WRITTEN PROBLEM:
Collect all lines below with the string "Policy".

Records from a collection:
--------------------------------------------------

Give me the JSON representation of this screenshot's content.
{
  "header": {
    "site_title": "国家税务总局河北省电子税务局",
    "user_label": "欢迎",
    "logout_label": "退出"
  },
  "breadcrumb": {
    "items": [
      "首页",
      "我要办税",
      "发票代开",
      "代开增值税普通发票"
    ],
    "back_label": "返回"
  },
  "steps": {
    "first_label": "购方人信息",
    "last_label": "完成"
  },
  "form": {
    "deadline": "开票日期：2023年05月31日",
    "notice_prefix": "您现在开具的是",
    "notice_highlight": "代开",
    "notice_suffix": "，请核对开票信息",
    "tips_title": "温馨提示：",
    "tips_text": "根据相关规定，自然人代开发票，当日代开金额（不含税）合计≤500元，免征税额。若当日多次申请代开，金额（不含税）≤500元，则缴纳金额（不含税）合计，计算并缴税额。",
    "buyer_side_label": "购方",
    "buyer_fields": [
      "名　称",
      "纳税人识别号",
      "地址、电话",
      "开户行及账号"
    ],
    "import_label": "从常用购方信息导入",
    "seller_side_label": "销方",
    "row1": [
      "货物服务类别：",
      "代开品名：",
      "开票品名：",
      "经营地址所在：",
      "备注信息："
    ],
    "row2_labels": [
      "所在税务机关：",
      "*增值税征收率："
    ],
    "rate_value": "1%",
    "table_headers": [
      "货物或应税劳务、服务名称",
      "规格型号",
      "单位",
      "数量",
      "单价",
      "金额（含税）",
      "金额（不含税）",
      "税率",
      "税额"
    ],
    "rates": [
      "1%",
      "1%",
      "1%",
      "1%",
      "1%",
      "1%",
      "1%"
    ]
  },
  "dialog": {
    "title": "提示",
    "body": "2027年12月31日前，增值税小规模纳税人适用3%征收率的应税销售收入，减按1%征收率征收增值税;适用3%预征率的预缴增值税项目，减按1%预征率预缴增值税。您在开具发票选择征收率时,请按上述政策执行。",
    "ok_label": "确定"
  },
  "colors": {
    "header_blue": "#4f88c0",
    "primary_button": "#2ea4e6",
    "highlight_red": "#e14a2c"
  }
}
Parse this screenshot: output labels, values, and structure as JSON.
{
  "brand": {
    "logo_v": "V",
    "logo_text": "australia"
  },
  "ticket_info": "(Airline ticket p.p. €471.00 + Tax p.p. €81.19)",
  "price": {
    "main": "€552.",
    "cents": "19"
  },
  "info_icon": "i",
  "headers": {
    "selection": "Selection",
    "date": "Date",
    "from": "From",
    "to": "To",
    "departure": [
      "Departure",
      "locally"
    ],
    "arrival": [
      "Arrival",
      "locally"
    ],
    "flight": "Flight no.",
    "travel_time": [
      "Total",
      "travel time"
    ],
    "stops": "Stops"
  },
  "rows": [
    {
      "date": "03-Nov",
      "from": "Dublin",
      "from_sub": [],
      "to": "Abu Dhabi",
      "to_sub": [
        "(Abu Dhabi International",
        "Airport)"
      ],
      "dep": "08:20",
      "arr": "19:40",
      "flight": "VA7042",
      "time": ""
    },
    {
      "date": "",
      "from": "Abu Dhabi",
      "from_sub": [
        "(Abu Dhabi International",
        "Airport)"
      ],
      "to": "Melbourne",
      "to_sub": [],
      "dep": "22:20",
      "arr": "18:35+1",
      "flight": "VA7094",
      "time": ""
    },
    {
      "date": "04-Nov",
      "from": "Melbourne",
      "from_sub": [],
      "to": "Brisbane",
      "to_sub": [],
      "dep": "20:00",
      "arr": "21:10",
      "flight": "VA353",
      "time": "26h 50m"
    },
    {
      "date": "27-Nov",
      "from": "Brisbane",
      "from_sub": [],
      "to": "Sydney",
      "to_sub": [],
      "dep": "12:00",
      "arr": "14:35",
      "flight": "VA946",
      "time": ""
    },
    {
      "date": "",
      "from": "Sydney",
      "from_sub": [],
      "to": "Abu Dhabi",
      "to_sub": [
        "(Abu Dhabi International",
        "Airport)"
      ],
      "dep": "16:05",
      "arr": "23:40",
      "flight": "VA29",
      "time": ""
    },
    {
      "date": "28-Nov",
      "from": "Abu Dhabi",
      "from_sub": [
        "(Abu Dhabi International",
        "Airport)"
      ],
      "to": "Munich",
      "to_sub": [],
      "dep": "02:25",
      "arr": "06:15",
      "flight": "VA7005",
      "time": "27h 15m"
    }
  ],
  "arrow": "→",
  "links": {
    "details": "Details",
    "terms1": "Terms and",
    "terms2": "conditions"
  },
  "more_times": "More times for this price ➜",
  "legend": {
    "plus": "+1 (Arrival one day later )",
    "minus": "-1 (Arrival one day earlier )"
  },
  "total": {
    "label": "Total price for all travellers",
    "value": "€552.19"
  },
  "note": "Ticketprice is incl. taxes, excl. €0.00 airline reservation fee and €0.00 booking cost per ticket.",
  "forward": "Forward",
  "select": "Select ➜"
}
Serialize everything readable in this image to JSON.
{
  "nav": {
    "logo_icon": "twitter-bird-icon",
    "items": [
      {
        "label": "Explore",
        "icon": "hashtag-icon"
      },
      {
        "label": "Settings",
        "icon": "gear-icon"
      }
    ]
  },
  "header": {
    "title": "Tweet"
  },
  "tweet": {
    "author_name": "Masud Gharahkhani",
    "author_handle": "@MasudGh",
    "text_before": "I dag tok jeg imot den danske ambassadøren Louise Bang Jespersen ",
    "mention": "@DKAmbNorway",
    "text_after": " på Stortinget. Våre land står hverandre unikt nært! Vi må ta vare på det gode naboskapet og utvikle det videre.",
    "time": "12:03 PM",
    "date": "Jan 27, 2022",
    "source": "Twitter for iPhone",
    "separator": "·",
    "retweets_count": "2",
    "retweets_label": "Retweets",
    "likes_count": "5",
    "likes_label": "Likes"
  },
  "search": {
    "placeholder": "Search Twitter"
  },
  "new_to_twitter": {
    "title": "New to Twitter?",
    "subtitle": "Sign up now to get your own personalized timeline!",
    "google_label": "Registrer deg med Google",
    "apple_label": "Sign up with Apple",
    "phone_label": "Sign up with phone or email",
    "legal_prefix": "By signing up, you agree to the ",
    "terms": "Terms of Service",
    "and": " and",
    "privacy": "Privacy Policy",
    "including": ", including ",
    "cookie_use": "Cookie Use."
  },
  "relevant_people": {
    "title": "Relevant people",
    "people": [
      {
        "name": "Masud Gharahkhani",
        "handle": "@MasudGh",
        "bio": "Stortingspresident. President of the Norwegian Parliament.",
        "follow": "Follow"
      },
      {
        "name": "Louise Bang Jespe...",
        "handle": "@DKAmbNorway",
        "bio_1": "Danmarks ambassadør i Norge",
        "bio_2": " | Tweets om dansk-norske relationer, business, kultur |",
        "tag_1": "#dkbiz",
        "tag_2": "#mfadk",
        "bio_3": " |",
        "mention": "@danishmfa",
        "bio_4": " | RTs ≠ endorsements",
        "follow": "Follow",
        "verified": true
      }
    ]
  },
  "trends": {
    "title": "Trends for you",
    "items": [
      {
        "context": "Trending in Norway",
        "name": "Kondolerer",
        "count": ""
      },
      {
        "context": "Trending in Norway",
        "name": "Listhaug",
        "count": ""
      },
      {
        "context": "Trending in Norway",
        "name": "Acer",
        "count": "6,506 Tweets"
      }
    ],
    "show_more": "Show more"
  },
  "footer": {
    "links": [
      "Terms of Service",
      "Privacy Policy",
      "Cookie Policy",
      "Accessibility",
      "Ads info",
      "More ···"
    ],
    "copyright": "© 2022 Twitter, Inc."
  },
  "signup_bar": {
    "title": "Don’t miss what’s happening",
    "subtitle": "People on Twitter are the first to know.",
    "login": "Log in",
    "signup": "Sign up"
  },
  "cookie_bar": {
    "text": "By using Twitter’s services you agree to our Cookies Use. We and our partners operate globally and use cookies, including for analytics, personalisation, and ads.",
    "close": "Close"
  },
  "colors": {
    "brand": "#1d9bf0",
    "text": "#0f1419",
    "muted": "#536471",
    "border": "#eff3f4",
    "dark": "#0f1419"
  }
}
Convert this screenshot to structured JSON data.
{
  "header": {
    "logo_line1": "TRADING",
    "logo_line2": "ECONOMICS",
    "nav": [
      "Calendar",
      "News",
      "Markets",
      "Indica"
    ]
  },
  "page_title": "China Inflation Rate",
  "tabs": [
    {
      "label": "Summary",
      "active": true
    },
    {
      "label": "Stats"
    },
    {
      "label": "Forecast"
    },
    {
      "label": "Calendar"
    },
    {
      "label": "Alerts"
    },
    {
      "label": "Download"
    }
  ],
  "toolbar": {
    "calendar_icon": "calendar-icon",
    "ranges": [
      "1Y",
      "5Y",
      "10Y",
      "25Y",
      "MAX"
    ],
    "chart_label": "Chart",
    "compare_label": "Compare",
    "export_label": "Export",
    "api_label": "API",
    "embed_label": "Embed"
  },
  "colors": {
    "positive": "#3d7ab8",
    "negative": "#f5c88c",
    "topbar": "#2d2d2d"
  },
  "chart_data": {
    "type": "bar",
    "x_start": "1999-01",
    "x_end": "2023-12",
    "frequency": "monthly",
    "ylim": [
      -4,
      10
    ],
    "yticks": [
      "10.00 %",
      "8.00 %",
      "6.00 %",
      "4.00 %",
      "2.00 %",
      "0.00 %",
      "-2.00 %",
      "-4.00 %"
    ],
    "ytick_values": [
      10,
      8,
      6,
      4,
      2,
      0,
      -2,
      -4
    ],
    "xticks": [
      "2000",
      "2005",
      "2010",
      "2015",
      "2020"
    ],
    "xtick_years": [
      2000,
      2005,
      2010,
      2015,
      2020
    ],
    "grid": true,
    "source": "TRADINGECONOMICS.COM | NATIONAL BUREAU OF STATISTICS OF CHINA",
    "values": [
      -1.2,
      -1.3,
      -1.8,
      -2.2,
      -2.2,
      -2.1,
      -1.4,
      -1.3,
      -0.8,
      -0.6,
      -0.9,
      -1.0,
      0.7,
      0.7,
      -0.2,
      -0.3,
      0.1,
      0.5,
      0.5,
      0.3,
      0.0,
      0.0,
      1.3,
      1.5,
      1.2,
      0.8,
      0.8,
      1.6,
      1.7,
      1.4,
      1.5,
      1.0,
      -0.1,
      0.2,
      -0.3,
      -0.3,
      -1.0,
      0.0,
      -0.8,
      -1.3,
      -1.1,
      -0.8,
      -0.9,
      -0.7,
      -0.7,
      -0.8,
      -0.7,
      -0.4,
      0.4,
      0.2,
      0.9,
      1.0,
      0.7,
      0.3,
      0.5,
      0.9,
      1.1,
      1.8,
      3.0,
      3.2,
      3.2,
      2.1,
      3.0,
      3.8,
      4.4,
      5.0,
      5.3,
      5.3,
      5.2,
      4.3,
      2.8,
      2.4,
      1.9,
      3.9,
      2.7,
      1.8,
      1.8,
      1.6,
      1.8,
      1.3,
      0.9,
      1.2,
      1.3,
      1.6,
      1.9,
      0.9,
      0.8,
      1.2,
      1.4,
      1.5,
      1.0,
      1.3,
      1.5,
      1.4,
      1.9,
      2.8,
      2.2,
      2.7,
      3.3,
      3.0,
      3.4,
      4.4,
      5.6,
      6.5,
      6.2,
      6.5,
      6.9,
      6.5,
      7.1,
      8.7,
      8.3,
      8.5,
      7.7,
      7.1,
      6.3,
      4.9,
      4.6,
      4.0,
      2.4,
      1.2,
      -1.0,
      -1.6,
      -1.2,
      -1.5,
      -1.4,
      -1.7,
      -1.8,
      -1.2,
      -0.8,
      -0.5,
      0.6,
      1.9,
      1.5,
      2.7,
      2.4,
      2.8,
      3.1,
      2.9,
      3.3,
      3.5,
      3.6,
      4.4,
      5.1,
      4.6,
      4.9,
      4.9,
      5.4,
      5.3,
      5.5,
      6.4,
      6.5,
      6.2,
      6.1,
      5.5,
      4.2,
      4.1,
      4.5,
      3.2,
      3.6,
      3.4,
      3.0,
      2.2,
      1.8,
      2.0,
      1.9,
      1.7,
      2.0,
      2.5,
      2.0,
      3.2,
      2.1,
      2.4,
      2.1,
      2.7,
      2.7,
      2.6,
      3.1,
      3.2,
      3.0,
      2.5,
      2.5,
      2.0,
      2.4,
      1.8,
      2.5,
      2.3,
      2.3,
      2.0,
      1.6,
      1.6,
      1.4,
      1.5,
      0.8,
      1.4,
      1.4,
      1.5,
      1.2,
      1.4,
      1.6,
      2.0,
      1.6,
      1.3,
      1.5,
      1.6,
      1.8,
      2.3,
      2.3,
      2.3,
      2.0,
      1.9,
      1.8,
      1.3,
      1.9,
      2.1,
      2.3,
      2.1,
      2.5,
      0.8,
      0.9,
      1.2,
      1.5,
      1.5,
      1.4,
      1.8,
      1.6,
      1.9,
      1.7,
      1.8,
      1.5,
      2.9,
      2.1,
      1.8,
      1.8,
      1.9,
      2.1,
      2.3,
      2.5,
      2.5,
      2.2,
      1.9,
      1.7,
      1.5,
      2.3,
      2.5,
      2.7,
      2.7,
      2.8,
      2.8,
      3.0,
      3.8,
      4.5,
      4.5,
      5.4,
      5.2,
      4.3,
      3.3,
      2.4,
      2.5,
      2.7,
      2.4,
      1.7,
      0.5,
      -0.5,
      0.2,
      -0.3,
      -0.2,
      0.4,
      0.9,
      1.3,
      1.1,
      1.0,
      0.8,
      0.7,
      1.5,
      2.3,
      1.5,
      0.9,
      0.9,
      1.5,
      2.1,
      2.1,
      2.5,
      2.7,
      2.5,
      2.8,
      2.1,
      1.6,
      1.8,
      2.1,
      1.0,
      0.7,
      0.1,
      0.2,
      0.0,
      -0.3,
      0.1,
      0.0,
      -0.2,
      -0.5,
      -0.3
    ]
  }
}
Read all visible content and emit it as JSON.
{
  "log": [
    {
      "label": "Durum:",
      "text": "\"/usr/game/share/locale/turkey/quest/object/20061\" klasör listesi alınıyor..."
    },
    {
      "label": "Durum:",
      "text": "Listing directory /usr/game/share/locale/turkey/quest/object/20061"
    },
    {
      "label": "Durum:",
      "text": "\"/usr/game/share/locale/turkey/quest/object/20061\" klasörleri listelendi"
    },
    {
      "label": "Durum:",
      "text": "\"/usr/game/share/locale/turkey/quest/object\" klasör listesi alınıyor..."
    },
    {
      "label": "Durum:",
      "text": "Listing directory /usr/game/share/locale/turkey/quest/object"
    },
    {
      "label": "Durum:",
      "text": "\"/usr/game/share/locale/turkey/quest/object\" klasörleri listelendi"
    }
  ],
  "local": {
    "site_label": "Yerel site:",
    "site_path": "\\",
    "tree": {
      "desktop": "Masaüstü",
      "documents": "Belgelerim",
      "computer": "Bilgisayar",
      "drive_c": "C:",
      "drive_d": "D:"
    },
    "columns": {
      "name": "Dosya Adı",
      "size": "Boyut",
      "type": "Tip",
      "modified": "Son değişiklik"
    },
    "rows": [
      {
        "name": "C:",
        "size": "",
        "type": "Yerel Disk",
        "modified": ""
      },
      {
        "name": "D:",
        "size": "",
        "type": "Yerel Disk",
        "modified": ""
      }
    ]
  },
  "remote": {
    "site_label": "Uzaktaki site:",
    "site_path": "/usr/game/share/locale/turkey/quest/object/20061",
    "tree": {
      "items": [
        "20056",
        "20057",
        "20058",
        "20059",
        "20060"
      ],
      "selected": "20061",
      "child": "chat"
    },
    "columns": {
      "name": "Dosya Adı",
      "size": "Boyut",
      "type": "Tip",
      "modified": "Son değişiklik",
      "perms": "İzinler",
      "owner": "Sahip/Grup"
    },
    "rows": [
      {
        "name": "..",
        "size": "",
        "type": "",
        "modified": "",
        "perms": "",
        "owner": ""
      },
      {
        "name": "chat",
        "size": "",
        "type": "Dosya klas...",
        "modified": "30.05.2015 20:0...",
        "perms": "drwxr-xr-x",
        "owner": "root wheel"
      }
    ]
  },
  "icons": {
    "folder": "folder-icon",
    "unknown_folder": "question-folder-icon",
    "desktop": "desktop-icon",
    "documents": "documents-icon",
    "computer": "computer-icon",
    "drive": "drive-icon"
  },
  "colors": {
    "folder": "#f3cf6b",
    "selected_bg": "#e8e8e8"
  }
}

--------------------------------------------------

FINISHED ANSWER:
    "privacy": "Privacy Policy",
      "Privacy Policy",
      "Cookie Policy",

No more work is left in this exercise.